▶ Text shown:

┏━━

# Rough Sawn at Fleet Farm



## mmax (Dec 9, 2008)

I just noticed in the Fleet Farm ad that came with the Mpls. Star and Tribune this weekend that they are now carrying rough sawn lumber in oak, cherry, walnut, maple, etc. Has anyone had a chance to check out the quallity of their lumber?


----------



## DocSavage45 (Aug 14, 2010)

What part of MN are you in? I'm in Southern MN. Maybe it's a local saw mill? Have a few guys around here who sell lumber.


----------



## mmax (Dec 9, 2008)

I'm 35 miles north of Mpls.


----------



## JL7 (Apr 13, 2010)

Hey mmax - I'm in Fridley (went to school in St. Francis, BTW…) - I was at the Fleet Farm in Osseo a few weeks ago and noticed they has some hardwood - it looked like S4S (like Menards carries) but I couldn't stop to check it out - was there with a co-worker to pick up some work parts. I will make a point to stop in again and check it out.

┗━━

▶ Some records:
┏━━

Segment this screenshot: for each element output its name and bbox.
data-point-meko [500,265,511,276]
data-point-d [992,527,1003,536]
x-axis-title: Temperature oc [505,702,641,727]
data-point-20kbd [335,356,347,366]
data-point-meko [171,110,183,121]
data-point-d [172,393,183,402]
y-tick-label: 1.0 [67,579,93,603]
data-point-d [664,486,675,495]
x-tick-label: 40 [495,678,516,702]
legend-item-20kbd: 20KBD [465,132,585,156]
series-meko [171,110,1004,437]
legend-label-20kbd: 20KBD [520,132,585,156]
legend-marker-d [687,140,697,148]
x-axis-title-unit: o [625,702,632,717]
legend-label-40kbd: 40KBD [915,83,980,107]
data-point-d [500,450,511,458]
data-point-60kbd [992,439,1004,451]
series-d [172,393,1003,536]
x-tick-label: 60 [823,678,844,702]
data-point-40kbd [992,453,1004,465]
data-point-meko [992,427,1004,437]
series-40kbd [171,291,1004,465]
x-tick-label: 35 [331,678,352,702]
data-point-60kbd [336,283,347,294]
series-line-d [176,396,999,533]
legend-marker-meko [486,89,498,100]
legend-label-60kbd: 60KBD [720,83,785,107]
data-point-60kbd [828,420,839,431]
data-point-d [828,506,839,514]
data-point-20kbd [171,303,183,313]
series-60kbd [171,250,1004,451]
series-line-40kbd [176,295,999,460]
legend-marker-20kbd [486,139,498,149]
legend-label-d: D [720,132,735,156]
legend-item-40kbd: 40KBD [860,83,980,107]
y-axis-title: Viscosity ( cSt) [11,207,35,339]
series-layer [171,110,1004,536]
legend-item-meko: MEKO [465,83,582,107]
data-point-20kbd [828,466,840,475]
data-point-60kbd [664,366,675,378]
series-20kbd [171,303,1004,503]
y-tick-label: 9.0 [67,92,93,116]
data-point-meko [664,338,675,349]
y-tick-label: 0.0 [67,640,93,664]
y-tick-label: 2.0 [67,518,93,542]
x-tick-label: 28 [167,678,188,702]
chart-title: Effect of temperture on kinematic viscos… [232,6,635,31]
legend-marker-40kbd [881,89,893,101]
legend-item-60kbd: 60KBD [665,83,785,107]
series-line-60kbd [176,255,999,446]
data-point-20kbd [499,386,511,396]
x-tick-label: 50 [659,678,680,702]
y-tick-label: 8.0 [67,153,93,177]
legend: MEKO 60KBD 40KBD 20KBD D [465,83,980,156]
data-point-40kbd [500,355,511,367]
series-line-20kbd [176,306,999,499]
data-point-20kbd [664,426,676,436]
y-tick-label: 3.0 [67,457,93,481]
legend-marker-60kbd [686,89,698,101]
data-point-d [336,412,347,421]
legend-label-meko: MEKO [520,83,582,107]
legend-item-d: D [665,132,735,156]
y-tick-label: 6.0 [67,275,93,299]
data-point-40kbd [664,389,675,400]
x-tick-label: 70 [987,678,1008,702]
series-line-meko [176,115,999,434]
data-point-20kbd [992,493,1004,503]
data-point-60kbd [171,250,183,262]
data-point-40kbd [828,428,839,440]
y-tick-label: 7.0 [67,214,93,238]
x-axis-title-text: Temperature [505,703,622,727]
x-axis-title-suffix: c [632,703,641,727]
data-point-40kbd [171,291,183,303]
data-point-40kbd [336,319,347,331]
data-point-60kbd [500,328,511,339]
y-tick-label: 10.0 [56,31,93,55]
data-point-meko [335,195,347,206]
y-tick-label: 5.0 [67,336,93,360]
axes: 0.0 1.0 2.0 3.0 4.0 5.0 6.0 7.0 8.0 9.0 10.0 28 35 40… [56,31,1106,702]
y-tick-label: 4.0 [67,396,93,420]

┗━━

▶ Problems to solve:
• A. Answer these questions about the Fleet Farm lumber thread:
(i) Which newspaper did the Fleet Farm ad come with?
(ii) How far north of Mpls. does mmax say they are?
(iii) At which Fleet Farm location did JL7 notice the hardwood?
• B. Write the next post in the Fleet Farm lumber thread, following on from JL7's reply.

▶ Results in order:
• A.
(i) The Mpls. Star and Tribune
(ii) 35 miles
(iii) Osseo

• B.
Jeff


----------



## MrsN (Sep 29, 2008)

I have seen it at fleet farm, and it appeared to be a decent quality. Not all shrink-wraped like the S4S that Menards has. I don't know how the selection varies at each store, or how often they get new stock.


----------



## Danimal (Apr 24, 2011)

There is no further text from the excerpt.